## SUPPLIED MATERIAL
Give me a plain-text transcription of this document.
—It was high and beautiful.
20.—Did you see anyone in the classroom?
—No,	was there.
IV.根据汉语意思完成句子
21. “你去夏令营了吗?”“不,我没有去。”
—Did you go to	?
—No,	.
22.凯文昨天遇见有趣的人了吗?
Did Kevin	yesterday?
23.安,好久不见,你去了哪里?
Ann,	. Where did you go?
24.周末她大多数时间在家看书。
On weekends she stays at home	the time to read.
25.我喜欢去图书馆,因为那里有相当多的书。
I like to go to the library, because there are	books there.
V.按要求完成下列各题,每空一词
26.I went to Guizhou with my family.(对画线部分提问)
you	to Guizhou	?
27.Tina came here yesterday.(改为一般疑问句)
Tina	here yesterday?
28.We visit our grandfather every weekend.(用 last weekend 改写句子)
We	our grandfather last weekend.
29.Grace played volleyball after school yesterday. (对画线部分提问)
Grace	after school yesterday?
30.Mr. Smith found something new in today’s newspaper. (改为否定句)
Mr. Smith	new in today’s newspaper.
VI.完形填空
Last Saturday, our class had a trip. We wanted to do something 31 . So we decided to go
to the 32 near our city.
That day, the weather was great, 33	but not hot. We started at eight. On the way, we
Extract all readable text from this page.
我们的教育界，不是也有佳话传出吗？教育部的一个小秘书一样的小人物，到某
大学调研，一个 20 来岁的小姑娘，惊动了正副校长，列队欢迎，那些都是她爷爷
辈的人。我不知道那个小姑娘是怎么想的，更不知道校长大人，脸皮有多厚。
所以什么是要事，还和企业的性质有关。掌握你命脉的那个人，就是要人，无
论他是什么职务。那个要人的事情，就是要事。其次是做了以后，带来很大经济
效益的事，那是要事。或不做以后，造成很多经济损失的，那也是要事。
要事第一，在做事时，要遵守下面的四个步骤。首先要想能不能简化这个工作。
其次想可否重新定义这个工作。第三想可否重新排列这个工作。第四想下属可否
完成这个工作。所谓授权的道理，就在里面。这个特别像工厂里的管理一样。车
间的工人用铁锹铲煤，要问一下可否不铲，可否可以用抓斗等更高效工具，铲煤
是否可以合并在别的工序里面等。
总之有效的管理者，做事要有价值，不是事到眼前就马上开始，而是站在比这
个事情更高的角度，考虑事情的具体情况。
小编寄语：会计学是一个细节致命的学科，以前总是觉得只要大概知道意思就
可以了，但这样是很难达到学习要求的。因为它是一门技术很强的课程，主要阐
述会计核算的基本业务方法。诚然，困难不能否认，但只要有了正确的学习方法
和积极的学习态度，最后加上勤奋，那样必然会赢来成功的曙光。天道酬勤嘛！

## AIM
Examine the listing and say how many of its lines contain the string "Grace". Give the number alone.

## OUTPUT BELOW
2